[START RAW RECORDS]
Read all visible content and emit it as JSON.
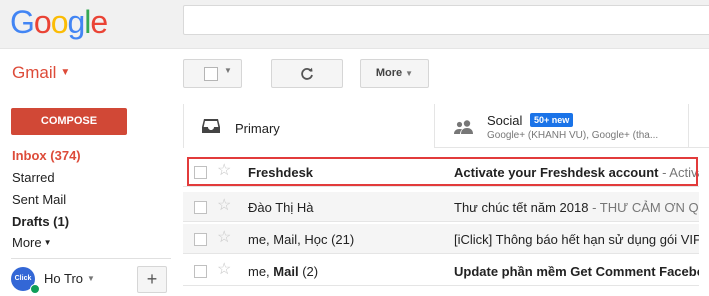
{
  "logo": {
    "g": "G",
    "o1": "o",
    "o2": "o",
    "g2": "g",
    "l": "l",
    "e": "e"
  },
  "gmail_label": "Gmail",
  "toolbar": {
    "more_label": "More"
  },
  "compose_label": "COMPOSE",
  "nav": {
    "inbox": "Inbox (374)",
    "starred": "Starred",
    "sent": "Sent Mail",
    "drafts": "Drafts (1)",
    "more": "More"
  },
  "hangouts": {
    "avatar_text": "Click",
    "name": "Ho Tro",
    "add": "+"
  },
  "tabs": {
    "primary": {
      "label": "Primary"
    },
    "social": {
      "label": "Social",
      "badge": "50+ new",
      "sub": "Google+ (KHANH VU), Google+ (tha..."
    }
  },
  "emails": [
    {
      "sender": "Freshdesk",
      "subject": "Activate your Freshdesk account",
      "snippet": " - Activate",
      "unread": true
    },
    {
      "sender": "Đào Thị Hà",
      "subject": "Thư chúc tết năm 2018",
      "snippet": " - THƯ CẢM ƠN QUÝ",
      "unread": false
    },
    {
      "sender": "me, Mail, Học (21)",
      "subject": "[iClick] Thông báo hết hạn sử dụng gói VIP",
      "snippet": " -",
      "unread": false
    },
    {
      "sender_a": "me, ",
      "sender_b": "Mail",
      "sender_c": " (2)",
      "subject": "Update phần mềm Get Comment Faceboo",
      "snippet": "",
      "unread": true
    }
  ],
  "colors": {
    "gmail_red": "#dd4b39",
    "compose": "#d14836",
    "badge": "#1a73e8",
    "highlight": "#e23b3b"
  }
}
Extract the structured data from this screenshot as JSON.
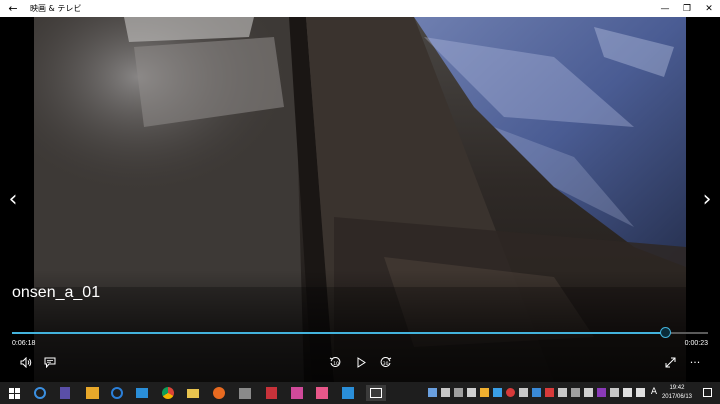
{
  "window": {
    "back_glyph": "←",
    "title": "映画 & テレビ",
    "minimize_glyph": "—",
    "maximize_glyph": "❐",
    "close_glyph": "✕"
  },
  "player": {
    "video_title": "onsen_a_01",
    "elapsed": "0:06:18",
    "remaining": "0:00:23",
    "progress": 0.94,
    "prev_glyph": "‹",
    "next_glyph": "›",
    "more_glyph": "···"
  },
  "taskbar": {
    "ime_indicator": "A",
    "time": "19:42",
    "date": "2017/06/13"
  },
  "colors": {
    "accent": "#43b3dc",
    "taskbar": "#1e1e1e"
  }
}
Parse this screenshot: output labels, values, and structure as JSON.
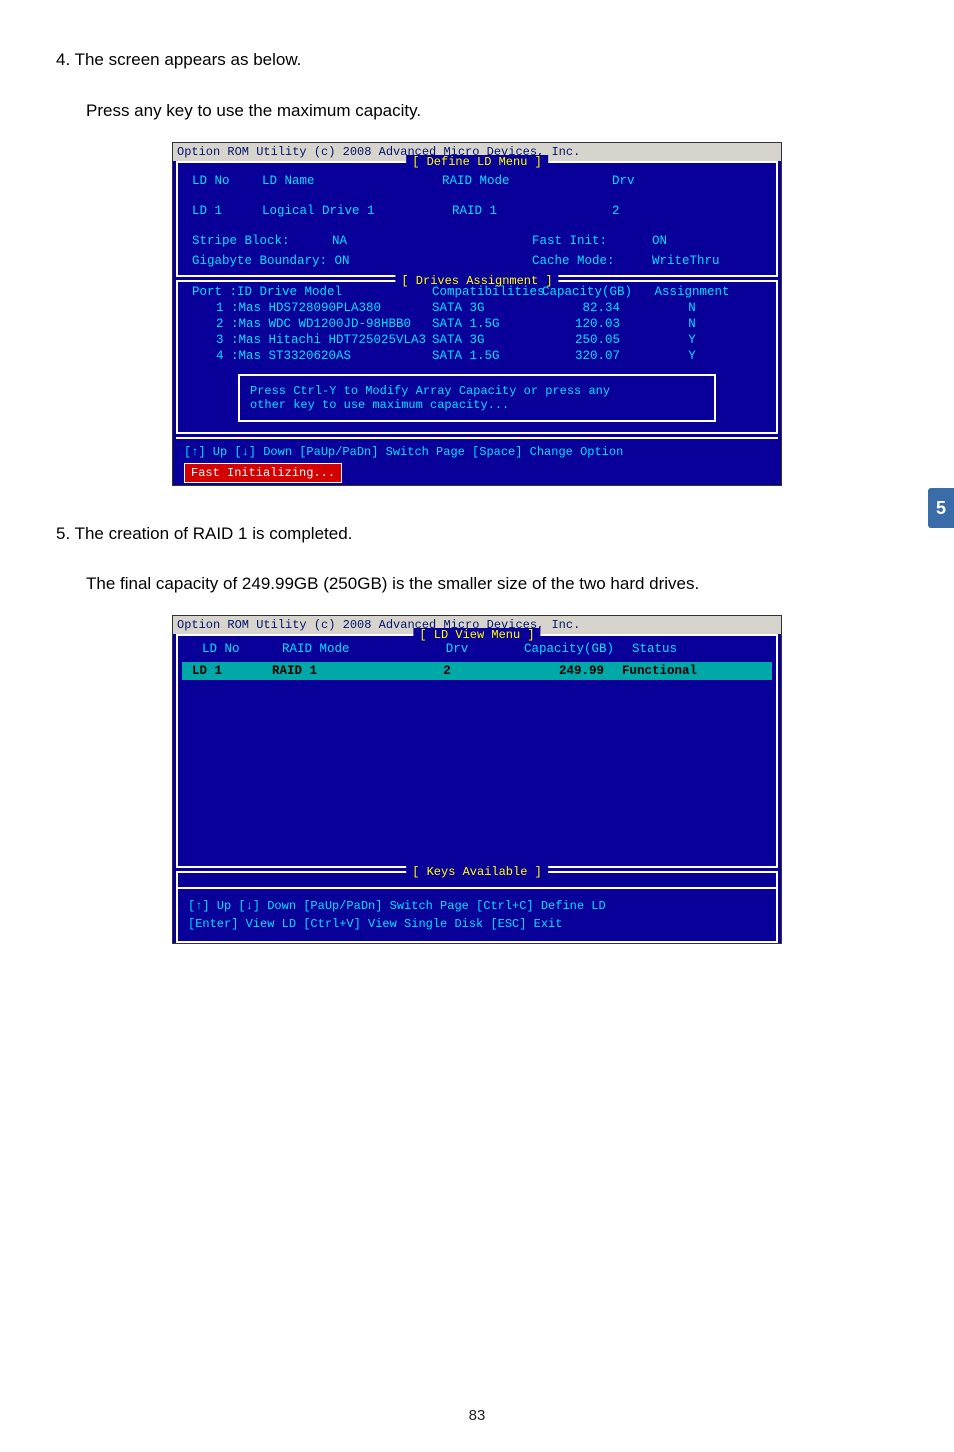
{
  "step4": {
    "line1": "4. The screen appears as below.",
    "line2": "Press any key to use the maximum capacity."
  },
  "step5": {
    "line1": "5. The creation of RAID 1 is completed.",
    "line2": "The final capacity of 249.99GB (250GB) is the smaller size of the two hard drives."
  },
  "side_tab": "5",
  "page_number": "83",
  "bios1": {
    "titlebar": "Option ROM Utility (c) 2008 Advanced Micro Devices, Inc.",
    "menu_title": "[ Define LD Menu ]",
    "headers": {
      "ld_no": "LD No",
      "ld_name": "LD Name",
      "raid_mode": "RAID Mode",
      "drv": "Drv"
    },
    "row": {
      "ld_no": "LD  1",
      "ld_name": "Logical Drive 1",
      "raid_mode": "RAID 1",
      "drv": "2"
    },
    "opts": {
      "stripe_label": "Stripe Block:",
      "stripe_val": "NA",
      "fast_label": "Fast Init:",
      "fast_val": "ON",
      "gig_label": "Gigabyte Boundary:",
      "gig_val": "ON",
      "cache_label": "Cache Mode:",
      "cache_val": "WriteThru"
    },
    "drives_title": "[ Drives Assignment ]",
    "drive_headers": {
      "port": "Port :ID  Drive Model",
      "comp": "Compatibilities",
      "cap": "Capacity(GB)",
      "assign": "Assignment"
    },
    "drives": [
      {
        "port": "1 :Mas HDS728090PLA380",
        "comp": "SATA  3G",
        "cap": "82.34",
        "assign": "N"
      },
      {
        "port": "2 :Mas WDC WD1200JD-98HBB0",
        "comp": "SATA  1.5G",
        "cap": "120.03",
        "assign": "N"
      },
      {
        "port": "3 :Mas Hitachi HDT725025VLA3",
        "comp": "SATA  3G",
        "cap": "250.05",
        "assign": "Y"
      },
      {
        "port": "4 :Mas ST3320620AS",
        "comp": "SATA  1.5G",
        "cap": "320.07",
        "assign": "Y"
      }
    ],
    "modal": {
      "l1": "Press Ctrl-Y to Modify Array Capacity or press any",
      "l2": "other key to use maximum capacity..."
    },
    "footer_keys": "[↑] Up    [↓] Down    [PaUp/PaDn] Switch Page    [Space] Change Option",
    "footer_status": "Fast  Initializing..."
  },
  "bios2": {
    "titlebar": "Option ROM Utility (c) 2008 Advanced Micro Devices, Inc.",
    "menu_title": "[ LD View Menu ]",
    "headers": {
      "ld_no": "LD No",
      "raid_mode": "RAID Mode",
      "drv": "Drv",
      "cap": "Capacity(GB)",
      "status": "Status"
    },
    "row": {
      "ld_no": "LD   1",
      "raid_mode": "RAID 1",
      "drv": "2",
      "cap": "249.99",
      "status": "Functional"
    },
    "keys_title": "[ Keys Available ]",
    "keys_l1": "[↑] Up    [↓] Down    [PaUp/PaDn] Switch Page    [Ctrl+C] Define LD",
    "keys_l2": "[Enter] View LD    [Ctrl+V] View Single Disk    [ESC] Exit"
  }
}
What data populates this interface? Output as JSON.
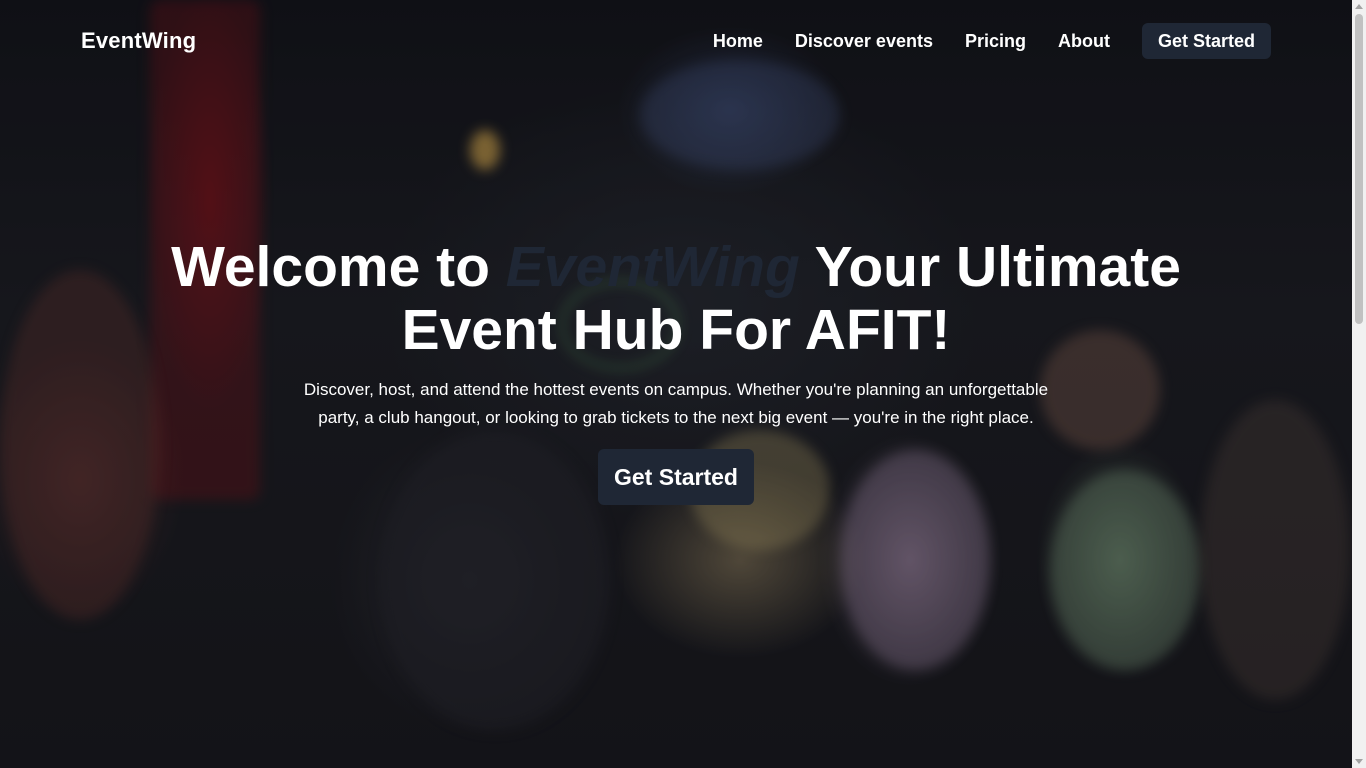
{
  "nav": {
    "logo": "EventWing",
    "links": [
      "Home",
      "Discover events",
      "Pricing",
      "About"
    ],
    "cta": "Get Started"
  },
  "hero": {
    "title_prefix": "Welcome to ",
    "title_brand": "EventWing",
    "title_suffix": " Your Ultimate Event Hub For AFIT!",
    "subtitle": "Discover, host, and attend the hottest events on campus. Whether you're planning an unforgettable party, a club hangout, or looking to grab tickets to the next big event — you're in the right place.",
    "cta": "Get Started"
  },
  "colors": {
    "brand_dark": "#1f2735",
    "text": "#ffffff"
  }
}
[END RAW RECORDS]
TASK STATEMENT —
Copy each line of the listing that includes "Press".

EXERCISE RESPONSE —
    "line2": "Press any key to use the maximum capacity."
      "l1": "Press Ctrl-Y to Modify Array Capacity or press any",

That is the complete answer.